(Data entries)
>> BEGIN

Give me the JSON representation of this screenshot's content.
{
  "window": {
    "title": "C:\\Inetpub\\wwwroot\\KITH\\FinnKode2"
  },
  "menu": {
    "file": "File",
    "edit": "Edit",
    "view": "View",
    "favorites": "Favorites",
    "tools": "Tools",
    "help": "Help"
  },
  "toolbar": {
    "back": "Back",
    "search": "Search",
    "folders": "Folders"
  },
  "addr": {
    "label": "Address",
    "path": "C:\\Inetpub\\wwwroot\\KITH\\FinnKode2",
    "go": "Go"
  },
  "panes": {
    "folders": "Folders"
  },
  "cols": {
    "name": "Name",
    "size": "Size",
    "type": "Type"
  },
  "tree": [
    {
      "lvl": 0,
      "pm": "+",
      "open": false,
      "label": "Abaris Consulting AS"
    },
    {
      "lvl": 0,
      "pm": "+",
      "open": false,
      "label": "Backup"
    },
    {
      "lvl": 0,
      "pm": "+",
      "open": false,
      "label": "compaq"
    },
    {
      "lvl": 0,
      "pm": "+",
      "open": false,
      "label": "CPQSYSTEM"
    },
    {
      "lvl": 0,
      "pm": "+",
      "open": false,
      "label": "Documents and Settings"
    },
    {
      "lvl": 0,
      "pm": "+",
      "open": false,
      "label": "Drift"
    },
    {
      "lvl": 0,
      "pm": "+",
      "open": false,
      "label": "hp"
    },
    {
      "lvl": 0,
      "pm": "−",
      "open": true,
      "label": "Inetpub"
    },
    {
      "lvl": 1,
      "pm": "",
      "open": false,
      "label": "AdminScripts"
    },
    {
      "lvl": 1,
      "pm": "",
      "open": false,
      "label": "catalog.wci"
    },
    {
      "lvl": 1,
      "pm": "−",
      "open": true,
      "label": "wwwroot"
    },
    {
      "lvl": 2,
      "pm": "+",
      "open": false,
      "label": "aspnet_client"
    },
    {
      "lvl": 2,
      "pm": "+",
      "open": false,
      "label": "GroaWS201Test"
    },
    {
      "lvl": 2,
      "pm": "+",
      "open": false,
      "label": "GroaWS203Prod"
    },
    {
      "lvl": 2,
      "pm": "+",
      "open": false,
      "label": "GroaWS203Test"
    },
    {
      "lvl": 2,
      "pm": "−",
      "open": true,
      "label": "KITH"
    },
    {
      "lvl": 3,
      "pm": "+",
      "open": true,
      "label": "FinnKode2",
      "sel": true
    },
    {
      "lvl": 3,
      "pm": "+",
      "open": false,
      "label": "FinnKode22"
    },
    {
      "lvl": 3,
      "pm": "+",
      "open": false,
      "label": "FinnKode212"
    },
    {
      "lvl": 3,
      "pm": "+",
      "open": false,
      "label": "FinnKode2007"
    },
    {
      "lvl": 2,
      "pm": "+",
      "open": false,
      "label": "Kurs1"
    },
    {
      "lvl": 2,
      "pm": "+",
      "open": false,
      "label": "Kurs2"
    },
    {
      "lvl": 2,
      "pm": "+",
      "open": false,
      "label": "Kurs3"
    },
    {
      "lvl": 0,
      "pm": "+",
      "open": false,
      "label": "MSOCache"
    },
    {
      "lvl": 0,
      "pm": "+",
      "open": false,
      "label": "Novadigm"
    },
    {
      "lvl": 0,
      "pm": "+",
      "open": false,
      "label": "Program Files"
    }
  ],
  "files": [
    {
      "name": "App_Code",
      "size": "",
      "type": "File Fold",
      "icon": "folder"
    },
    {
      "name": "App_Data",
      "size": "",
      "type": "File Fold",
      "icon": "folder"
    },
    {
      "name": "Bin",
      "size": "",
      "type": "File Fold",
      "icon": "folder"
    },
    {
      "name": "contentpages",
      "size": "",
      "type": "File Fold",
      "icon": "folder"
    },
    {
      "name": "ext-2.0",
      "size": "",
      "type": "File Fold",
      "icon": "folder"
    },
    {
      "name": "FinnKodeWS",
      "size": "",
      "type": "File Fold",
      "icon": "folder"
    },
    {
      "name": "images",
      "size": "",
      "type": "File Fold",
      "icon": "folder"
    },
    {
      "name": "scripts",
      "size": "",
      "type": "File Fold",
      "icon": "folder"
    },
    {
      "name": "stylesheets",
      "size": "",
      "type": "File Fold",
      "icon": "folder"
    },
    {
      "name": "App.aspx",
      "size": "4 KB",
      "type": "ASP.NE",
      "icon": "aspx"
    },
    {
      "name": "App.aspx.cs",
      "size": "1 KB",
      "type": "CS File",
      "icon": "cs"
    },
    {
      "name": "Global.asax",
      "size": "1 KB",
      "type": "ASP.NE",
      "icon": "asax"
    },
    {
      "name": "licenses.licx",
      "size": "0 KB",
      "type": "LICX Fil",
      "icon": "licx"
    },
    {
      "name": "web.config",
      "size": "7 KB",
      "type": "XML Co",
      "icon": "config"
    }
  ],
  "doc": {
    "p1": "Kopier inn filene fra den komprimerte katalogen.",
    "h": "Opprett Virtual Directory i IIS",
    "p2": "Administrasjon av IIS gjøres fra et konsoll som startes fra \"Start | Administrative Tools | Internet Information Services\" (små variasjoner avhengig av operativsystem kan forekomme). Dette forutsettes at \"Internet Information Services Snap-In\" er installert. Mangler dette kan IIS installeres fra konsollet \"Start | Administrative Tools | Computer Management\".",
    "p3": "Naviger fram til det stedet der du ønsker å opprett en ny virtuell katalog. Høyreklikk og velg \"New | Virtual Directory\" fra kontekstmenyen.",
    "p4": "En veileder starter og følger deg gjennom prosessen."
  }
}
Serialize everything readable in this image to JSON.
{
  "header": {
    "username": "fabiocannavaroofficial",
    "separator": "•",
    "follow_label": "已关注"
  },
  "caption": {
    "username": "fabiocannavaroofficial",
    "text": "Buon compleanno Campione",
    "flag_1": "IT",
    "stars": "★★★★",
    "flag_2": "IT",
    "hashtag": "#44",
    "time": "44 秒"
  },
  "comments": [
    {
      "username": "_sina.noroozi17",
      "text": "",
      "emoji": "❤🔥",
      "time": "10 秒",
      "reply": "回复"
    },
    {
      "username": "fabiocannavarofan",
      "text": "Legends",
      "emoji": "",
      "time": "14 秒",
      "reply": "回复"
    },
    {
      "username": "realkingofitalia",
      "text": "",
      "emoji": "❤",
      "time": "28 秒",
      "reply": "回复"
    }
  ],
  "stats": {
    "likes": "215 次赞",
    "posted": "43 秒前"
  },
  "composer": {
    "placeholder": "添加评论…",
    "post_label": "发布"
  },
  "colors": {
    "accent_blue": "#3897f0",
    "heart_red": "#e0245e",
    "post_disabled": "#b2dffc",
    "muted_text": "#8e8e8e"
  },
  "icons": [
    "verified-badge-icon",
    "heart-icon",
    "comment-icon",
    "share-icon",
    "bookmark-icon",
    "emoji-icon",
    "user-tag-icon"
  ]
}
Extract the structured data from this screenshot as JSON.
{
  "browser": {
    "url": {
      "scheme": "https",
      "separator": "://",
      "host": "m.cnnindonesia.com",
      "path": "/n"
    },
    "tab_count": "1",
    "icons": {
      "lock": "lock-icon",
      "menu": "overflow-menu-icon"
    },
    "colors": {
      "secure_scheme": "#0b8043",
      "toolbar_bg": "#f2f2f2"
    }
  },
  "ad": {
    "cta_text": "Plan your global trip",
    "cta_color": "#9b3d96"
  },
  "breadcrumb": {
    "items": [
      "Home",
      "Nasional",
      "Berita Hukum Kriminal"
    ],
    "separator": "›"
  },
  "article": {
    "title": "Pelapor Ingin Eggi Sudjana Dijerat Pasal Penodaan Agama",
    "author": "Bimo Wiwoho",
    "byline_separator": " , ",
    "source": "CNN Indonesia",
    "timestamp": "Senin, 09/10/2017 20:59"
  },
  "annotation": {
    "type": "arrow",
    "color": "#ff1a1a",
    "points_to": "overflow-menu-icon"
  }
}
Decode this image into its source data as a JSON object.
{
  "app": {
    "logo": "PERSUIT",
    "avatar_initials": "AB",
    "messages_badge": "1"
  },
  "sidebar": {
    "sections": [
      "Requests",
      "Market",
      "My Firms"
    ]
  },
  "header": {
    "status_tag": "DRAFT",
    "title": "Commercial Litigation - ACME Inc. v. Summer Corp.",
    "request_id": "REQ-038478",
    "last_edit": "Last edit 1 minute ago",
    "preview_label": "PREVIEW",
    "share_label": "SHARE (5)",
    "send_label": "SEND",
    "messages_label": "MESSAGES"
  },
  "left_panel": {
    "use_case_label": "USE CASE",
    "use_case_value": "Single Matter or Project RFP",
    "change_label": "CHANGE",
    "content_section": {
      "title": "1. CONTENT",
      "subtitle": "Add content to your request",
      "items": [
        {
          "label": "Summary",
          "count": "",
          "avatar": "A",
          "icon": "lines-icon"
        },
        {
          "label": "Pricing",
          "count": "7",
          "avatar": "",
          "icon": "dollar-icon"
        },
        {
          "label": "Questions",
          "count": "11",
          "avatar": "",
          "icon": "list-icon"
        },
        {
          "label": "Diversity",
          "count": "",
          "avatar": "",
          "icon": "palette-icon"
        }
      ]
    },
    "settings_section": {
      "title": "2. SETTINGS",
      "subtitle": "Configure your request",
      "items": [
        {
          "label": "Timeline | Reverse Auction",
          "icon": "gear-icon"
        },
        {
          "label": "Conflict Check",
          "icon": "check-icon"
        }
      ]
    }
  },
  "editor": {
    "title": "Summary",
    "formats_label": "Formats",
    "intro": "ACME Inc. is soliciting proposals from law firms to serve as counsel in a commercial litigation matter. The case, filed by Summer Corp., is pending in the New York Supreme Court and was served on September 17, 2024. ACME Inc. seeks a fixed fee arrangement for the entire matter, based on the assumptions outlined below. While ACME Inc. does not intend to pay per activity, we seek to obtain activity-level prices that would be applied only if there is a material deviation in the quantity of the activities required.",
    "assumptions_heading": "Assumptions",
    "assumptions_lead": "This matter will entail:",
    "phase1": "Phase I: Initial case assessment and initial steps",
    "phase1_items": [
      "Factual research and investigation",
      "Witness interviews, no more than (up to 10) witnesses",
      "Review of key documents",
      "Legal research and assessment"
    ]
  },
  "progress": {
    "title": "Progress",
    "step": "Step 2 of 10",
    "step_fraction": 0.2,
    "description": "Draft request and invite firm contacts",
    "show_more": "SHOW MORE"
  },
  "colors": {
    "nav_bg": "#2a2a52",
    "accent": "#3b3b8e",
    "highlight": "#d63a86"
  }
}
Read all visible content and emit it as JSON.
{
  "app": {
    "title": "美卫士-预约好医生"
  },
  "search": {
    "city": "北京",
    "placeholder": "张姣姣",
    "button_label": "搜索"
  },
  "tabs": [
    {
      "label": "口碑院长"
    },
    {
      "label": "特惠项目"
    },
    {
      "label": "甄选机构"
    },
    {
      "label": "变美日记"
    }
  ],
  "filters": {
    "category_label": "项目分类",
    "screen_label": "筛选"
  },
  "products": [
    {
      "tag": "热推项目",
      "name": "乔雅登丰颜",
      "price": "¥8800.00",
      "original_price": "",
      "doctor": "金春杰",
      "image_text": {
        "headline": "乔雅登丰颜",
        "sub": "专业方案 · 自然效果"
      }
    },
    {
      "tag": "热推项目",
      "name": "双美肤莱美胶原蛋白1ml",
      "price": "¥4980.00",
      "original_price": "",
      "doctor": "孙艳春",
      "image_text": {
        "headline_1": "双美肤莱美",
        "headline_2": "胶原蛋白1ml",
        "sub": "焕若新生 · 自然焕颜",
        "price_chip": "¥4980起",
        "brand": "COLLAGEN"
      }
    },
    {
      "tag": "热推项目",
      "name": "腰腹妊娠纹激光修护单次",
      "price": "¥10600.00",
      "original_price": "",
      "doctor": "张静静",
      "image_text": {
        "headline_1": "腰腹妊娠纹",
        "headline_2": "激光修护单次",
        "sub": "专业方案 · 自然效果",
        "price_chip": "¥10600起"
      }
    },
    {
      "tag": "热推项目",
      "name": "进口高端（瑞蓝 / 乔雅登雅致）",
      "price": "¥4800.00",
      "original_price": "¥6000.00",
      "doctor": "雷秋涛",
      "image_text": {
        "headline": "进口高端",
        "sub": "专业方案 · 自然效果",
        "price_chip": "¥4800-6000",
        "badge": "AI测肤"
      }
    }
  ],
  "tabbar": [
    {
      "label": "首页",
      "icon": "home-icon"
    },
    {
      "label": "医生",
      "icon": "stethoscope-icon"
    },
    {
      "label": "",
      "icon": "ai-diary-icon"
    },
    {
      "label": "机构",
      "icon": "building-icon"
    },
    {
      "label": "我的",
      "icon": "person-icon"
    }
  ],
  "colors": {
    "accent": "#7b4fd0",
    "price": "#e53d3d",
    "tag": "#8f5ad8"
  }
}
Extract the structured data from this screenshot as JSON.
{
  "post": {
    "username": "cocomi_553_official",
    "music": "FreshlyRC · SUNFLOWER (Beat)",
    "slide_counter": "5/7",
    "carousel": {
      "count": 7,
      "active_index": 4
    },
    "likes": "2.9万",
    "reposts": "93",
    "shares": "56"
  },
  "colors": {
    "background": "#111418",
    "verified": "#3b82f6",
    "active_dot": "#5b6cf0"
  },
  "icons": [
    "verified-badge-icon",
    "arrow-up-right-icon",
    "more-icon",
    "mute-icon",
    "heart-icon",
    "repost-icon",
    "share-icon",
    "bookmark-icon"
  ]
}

>> END

Exercise brief –
Filter the records down to the lines that contain the string "overflow", and copy those lines.

Finished answer –
      "menu": "overflow-menu-icon"
    "points_to": "overflow-menu-icon"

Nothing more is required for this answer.